▸ **Required work**:
Extract every line below that contains the string "region", copying each one in full.

▸ **Data in this exercise**:
+ + + + + + +

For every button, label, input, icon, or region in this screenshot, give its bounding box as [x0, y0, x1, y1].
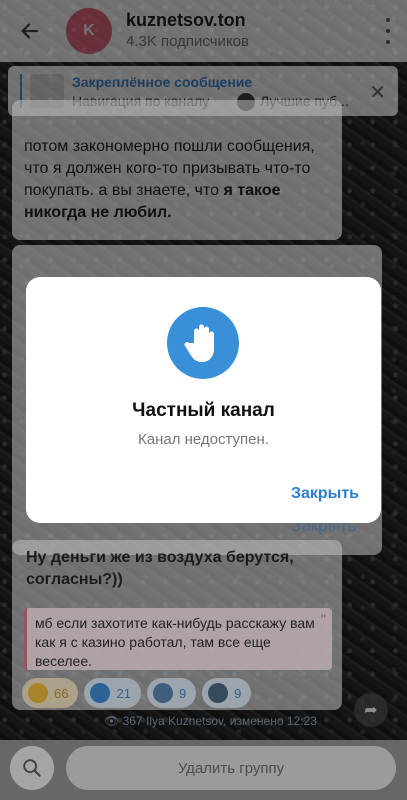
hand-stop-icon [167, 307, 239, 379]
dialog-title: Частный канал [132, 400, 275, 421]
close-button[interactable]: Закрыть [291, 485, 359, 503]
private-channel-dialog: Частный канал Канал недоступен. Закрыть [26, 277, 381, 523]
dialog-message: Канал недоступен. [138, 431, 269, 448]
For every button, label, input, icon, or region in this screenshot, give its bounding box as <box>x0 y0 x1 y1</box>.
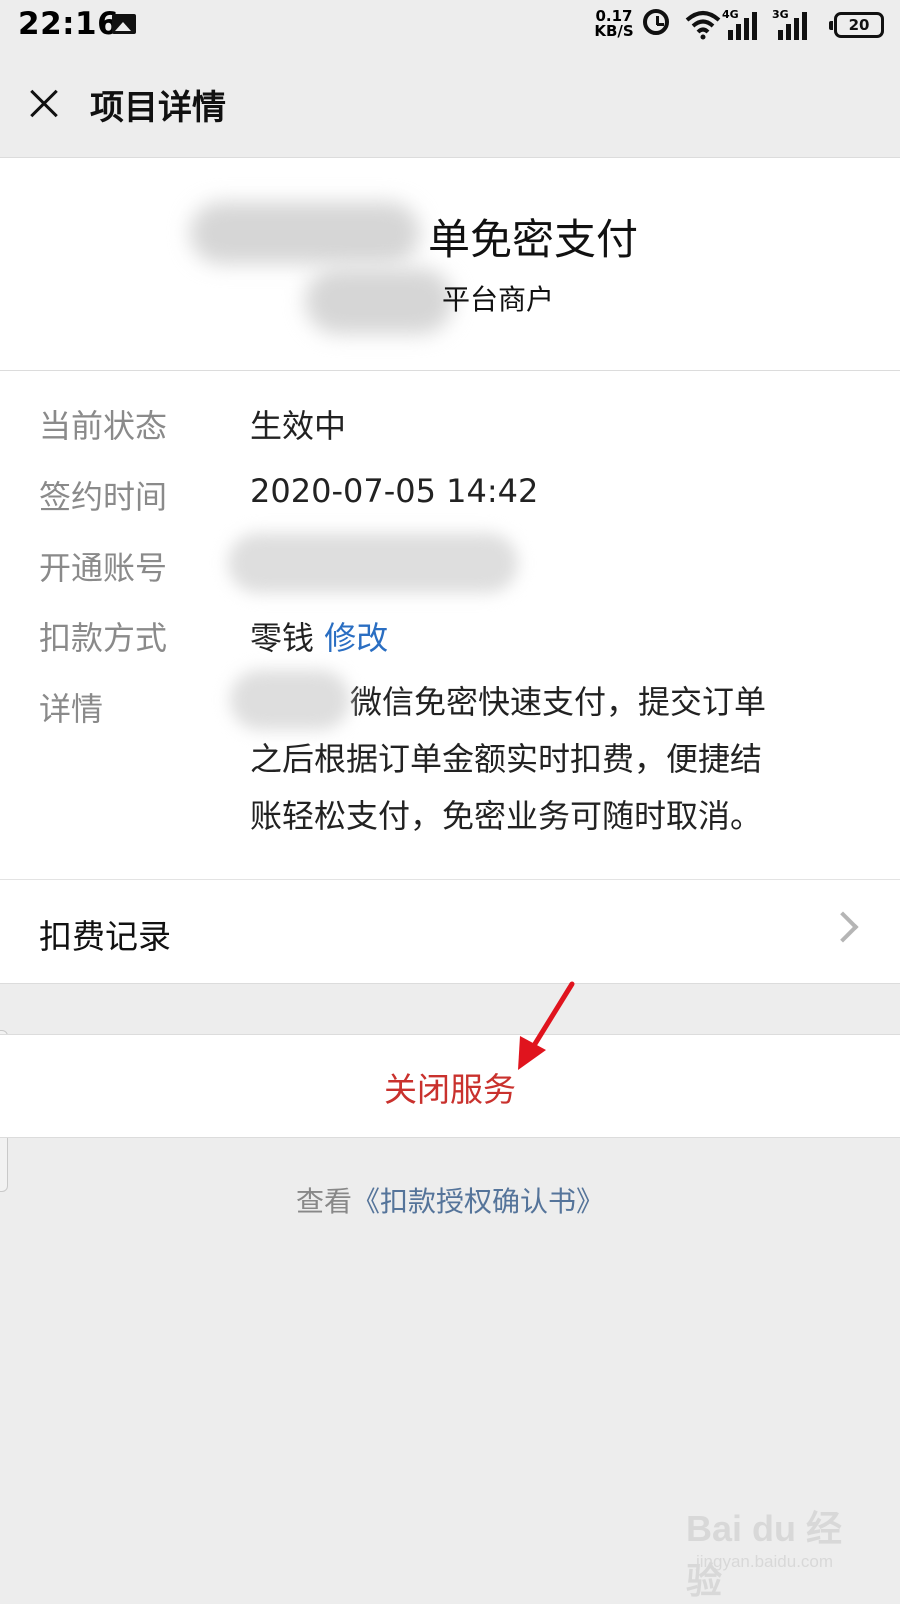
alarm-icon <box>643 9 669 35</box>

+ + + + + + +

▸ **Output for this task**:
For every button, label, input, icon, or region in this screenshot, give its bounding box as [x0, y0, x1, y1].
For every button, label, input, icon, or region in this screenshot, give its bounding box as <box>x0 y0 x1 y1</box>.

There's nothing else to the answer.